_TASK ITEM_. Search the records below for the string "this" and report only the number of lines that contain it.
==================================================
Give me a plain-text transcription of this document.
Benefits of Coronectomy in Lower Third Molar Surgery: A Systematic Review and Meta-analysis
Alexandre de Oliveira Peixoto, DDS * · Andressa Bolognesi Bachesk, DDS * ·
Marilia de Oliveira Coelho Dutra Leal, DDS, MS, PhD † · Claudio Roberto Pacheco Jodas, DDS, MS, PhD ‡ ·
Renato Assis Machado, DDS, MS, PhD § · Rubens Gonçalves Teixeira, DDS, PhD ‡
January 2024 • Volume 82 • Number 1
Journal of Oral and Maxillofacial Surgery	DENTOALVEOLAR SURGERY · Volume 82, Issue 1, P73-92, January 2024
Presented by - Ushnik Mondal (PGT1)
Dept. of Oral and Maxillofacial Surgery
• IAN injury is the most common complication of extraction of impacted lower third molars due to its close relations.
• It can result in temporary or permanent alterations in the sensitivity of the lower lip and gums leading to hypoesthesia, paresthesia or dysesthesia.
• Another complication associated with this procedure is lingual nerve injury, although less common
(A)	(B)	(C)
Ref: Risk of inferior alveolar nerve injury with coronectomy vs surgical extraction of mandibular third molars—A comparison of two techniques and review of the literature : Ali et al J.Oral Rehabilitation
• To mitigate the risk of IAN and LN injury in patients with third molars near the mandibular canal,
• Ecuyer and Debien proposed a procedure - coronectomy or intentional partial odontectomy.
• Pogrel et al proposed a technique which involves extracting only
==================================================
_ANSWER TO THE PROBLEM_. 2